* _ARBEITSAUFTRAG_:
Erklären Sie anhand des Berichts über den Prozess in Feldkirch, warum der Elfjährige zu seinen Eltern ging. Antworten Sie in ein bis drei Sätzen.

* _TEXTAUSZUG_:
== == ==

Am Landesgericht Feldkirch (Vorarlberg) ist am Mittwoch ein 56-jähriger Mann zu einer bedingten Haftstrafe verurteilt worden. Der zigfach Vorbestrafte hatte Mitte Jänner nicht nur seine Frau, sondern auch seinen elfjährigen Sohn geschlagen. Den 17-jährigen Sohn bedrohte er.
Es sind schlimme Erinnerungen, mit denen die Opfer klarkommen müssen. Unterstützt von einem Sozialarbeiter des ifs werden die neun, elf und 17 Jahre alten Söhne des Angeklagten zum Prozess begleitet. Mit Kuscheltier in der Hand stellen sich die beiden jüngeren Burschen mutig und entschlossen den Fragen des Richters nach den Ereignissen von damals, die ihren Vater nun einmal mehr vor Gericht brachten.
„Ich hatte mit meinem kleinen Bruder gestritten. Als ich deswegen zu meinen Eltern ging, schlug mich mein Vater“, so der Elfjährige. Dann sei die Mama dazwischengegangen. Aber da habe der Angeklagte auch schon seine Krücke geholt, um ihn erneut zu hauen. „Er hat dann meiner Mutter einen Faustschlag ins Gesicht gegeben und sie mit der Krücke geschlagen.“ Alle hätten nur noch geschrien.

== == ==

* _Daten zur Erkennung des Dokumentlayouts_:
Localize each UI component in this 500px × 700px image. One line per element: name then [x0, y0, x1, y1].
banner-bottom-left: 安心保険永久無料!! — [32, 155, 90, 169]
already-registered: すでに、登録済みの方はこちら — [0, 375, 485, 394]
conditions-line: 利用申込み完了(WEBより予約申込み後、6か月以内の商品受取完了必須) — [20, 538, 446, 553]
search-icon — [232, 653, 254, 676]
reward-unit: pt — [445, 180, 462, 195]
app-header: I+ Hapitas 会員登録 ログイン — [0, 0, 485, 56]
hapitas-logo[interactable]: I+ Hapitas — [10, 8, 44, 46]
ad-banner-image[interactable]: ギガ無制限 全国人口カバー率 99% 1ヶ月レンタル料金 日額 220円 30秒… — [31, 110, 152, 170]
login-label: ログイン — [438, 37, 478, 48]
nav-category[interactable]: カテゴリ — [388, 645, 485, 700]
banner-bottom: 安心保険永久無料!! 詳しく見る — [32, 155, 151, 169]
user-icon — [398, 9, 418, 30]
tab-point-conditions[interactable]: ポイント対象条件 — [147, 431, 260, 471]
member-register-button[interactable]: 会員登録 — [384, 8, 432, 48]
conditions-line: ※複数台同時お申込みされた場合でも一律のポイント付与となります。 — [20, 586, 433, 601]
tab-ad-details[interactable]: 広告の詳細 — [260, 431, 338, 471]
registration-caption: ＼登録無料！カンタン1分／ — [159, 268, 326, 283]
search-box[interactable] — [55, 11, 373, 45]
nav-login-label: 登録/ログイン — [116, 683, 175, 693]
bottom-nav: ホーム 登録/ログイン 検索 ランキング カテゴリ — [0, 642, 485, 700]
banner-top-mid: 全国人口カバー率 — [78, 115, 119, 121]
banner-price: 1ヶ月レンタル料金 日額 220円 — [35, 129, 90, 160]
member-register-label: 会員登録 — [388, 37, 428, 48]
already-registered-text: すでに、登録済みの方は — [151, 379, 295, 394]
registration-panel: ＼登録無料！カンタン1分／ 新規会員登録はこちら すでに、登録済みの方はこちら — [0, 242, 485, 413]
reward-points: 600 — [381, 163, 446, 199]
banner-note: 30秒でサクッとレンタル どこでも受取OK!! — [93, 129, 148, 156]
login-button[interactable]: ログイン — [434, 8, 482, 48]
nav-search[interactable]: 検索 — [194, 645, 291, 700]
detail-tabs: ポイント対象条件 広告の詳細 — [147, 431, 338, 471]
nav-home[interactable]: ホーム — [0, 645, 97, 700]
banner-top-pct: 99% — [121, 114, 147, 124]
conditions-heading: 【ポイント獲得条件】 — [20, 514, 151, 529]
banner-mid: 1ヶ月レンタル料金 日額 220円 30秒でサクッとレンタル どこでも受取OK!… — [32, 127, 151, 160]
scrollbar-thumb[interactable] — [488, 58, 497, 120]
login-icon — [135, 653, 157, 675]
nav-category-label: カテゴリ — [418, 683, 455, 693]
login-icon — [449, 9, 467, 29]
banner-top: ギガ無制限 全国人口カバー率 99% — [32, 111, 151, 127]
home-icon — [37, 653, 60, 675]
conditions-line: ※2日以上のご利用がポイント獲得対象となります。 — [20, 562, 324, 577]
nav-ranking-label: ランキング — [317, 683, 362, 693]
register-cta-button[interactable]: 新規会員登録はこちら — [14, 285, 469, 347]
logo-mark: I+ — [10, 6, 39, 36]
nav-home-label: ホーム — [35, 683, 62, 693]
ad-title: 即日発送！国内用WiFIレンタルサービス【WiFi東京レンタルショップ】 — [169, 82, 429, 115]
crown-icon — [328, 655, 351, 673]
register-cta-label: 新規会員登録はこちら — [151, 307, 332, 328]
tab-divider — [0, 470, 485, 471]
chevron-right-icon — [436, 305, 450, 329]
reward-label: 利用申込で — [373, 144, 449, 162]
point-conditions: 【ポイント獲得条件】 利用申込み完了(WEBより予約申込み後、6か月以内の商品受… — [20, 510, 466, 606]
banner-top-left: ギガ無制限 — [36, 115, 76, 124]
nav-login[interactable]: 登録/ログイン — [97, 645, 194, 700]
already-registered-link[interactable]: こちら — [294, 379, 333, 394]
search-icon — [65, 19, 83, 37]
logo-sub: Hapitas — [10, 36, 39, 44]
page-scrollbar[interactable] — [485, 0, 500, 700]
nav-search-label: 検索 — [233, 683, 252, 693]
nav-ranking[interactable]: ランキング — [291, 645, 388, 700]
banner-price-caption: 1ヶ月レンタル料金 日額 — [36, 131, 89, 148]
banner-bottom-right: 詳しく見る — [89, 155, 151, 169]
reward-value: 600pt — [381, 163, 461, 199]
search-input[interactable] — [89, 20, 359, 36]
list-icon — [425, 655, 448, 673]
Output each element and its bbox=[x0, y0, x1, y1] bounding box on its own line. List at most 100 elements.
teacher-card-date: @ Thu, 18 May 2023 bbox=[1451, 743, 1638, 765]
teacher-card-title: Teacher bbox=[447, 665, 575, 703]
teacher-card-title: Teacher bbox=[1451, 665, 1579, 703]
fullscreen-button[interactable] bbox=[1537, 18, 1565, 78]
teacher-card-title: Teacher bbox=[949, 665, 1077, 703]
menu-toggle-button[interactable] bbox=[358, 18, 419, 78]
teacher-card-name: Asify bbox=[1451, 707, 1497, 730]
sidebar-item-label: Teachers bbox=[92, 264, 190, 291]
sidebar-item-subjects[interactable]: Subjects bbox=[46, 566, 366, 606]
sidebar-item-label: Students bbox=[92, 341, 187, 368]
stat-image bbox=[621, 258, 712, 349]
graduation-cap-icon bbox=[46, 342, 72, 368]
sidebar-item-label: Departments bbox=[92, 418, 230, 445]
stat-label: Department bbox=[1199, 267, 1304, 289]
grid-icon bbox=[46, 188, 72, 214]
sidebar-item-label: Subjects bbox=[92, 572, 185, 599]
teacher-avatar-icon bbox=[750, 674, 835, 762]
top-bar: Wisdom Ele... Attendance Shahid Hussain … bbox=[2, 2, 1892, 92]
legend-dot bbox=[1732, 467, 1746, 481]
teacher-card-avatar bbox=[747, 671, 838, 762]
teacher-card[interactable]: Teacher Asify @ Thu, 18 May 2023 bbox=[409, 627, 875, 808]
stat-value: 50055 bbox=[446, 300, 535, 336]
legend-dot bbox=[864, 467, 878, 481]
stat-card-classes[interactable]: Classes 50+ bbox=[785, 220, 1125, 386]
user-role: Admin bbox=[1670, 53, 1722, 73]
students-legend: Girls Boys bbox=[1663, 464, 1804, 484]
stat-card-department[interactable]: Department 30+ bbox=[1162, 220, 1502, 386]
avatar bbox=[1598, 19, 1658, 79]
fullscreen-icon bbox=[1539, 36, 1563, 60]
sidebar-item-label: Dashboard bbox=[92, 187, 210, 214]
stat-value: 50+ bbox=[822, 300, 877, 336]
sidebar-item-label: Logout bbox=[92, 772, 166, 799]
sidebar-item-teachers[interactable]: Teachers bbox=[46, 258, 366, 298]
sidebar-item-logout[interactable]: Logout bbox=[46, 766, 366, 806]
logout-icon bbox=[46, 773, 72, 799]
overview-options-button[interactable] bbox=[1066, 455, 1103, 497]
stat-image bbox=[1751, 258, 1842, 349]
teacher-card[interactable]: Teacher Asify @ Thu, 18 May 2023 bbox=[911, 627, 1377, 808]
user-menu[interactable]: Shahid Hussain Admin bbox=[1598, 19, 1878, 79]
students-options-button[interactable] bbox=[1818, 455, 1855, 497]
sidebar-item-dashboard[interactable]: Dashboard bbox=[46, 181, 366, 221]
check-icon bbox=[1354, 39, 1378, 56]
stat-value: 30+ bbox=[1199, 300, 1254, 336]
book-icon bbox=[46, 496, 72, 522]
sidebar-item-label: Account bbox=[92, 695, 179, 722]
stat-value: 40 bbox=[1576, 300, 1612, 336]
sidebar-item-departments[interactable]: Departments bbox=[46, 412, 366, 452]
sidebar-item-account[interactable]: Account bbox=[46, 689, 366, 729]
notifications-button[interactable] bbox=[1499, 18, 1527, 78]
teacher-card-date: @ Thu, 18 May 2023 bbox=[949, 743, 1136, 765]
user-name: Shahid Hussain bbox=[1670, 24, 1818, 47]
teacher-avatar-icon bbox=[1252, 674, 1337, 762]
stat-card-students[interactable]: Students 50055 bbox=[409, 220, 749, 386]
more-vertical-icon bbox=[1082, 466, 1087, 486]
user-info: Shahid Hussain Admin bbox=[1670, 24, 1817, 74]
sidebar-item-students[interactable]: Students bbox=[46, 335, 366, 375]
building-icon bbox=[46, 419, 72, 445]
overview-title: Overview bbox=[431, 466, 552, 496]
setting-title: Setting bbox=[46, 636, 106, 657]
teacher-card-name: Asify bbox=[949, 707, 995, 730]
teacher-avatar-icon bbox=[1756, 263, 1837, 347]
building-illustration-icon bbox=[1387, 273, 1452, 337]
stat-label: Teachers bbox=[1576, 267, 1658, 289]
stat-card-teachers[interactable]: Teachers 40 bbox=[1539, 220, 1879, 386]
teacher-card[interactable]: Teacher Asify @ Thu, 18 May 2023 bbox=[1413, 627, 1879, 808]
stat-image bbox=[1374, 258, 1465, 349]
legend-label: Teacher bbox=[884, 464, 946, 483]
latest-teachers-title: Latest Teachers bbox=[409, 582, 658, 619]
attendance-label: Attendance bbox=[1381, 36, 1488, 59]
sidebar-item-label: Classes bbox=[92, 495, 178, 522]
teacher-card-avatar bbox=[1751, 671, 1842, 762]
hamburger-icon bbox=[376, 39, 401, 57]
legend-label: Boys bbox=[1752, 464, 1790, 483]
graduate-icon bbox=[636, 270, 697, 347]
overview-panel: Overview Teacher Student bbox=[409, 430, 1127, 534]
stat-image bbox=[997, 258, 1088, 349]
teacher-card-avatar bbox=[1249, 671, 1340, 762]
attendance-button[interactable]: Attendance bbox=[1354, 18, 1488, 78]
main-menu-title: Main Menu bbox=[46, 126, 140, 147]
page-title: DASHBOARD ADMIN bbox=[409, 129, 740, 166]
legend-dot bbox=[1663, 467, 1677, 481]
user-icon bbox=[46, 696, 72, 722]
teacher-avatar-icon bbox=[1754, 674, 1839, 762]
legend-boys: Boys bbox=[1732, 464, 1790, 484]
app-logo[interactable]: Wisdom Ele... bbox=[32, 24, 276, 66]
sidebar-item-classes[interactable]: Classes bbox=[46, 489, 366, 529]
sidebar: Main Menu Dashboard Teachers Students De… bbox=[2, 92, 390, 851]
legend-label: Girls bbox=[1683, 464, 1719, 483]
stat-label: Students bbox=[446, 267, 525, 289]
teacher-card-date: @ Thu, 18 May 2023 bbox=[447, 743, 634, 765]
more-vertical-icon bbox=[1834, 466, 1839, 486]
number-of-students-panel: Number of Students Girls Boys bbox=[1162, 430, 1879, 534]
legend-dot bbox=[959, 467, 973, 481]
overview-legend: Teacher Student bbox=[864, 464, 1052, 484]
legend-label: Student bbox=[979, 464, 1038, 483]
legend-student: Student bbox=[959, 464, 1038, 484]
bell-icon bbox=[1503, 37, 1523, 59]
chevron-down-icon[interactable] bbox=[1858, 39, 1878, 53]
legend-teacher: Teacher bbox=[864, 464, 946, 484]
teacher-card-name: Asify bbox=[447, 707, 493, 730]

== == ==

* _SCHRIFTLICHE ANTWORT_:
Der Elfjährige ging zu seinen Eltern, weil er mit seinem kleinen Bruder gestritten hatte.